[Collected data]
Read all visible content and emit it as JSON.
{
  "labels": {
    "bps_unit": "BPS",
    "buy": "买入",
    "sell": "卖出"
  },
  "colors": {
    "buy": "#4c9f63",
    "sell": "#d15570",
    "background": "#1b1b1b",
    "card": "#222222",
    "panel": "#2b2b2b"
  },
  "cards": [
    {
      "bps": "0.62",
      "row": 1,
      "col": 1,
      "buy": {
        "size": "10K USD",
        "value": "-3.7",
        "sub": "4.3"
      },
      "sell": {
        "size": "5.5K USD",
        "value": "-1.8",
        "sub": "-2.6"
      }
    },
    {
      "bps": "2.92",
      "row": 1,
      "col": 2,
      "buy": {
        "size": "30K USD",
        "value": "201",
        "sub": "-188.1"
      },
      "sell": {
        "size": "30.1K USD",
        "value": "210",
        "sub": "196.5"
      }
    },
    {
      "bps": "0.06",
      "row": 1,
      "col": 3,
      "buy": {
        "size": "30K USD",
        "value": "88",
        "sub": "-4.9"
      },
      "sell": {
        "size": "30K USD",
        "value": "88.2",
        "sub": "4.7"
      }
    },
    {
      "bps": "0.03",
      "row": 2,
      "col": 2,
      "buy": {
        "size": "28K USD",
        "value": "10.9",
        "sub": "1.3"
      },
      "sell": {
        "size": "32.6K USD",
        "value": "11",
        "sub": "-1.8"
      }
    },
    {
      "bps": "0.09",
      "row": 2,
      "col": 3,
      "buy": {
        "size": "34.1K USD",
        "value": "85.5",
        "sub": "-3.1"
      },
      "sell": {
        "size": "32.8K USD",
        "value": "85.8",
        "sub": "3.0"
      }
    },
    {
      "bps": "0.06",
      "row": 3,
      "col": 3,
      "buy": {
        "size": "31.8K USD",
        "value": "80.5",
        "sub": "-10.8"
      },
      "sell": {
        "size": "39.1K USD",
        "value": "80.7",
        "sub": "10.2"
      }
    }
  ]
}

**REQUIREMENTS:**
What do the records say? Quote them all exactly.

**FINISHED TASK:**
Read all visible content and emit it as JSON.
{
  "labels": {
    "bps_unit": "BPS",
    "buy": "买入",
    "sell": "卖出"
  },
  "colors": {
    "buy": "#4c9f63",
    "sell": "#d15570",
    "background": "#1b1b1b",
    "card": "#222222",
    "panel": "#2b2b2b"
  },
  "cards": [
    {
      "bps": "0.62",
      "row": 1,
      "col": 1,
      "buy": {
        "size": "10K USD",
        "value": "-3.7",
        "sub": "4.3"
      },
      "sell": {
        "size": "5.5K USD",
        "value": "-1.8",
        "sub": "-2.6"
      }
    },
    {
      "bps": "2.92",
      "row": 1,
      "col": 2,
      "buy": {
        "size": "30K USD",
        "value": "201",
        "sub": "-188.1"
      },
      "sell": {
        "size": "30.1K USD",
        "value": "210",
        "sub": "196.5"
      }
    },
    {
      "bps": "0.06",
      "row": 1,
      "col": 3,
      "buy": {
        "size": "30K USD",
        "value": "88",
        "sub": "-4.9"
      },
      "sell": {
        "size": "30K USD",
        "value": "88.2",
        "sub": "4.7"
      }
    },
    {
      "bps": "0.03",
      "row": 2,
      "col": 2,
      "buy": {
        "size": "28K USD",
        "value": "10.9",
        "sub": "1.3"
      },
      "sell": {
        "size": "32.6K USD",
        "value": "11",
        "sub": "-1.8"
      }
    },
    {
      "bps": "0.09",
      "row": 2,
      "col": 3,
      "buy": {
        "size": "34.1K USD",
        "value": "85.5",
        "sub": "-3.1"
      },
      "sell": {
        "size": "32.8K USD",
        "value": "85.8",
        "sub": "3.0"
      }
    },
    {
      "bps": "0.06",
      "row": 3,
      "col": 3,
      "buy": {
        "size": "31.8K USD",
        "value": "80.5",
        "sub": "-10.8"
      },
      "sell": {
        "size": "39.1K USD",
        "value": "80.7",
        "sub": "10.2"
      }
    }
  ]
}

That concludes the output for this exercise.